Collected data
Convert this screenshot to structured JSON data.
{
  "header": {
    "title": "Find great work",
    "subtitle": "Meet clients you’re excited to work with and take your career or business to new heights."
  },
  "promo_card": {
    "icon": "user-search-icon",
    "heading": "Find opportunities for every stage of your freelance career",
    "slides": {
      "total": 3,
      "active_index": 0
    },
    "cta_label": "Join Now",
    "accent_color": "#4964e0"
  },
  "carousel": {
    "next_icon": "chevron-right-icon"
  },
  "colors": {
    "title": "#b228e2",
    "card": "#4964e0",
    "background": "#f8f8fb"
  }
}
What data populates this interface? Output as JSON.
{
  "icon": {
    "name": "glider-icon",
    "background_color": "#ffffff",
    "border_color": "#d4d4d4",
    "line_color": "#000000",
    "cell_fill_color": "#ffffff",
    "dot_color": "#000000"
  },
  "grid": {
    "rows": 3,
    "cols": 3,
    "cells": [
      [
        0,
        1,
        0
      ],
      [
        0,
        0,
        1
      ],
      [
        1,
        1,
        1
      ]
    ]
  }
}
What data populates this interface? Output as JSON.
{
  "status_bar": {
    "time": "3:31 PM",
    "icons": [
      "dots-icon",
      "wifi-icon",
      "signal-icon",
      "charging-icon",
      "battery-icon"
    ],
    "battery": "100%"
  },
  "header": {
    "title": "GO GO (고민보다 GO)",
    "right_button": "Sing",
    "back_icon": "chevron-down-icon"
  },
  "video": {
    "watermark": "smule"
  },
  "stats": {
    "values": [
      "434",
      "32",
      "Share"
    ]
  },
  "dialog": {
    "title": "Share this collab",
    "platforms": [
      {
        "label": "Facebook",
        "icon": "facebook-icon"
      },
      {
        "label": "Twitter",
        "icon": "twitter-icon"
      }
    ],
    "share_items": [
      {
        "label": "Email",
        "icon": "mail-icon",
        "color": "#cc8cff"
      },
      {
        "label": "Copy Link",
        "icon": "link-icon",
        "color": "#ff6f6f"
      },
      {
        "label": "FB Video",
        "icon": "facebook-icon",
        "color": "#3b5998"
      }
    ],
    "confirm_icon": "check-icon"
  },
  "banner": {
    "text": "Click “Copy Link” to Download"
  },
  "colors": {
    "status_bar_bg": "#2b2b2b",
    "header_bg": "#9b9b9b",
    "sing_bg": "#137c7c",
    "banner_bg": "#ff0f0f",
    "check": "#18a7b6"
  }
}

(What to produce) Write out every entry again, keeping each line exactly the same.

(The output)
Convert this screenshot to structured JSON data.
{
  "header": {
    "title": "Find great work",
    "subtitle": "Meet clients you’re excited to work with and take your career or business to new heights."
  },
  "promo_card": {
    "icon": "user-search-icon",
    "heading": "Find opportunities for every stage of your freelance career",
    "slides": {
      "total": 3,
      "active_index": 0
    },
    "cta_label": "Join Now",
    "accent_color": "#4964e0"
  },
  "carousel": {
    "next_icon": "chevron-right-icon"
  },
  "colors": {
    "title": "#b228e2",
    "card": "#4964e0",
    "background": "#f8f8fb"
  }
}
What data populates this interface? Output as JSON.
{
  "icon": {
    "name": "glider-icon",
    "background_color": "#ffffff",
    "border_color": "#d4d4d4",
    "line_color": "#000000",
    "cell_fill_color": "#ffffff",
    "dot_color": "#000000"
  },
  "grid": {
    "rows": 3,
    "cols": 3,
    "cells": [
      [
        0,
        1,
        0
      ],
      [
        0,
        0,
        1
      ],
      [
        1,
        1,
        1
      ]
    ]
  }
}
What data populates this interface? Output as JSON.
{
  "status_bar": {
    "time": "3:31 PM",
    "icons": [
      "dots-icon",
      "wifi-icon",
      "signal-icon",
      "charging-icon",
      "battery-icon"
    ],
    "battery": "100%"
  },
  "header": {
    "title": "GO GO (고민보다 GO)",
    "right_button": "Sing",
    "back_icon": "chevron-down-icon"
  },
  "video": {
    "watermark": "smule"
  },
  "stats": {
    "values": [
      "434",
      "32",
      "Share"
    ]
  },
  "dialog": {
    "title": "Share this collab",
    "platforms": [
      {
        "label": "Facebook",
        "icon": "facebook-icon"
      },
      {
        "label": "Twitter",
        "icon": "twitter-icon"
      }
    ],
    "share_items": [
      {
        "label": "Email",
        "icon": "mail-icon",
        "color": "#cc8cff"
      },
      {
        "label": "Copy Link",
        "icon": "link-icon",
        "color": "#ff6f6f"
      },
      {
        "label": "FB Video",
        "icon": "facebook-icon",
        "color": "#3b5998"
      }
    ],
    "confirm_icon": "check-icon"
  },
  "banner": {
    "text": "Click “Copy Link” to Download"
  },
  "colors": {
    "status_bar_bg": "#2b2b2b",
    "header_bg": "#9b9b9b",
    "sing_bg": "#137c7c",
    "banner_bg": "#ff0f0f",
    "check": "#18a7b6"
  }
}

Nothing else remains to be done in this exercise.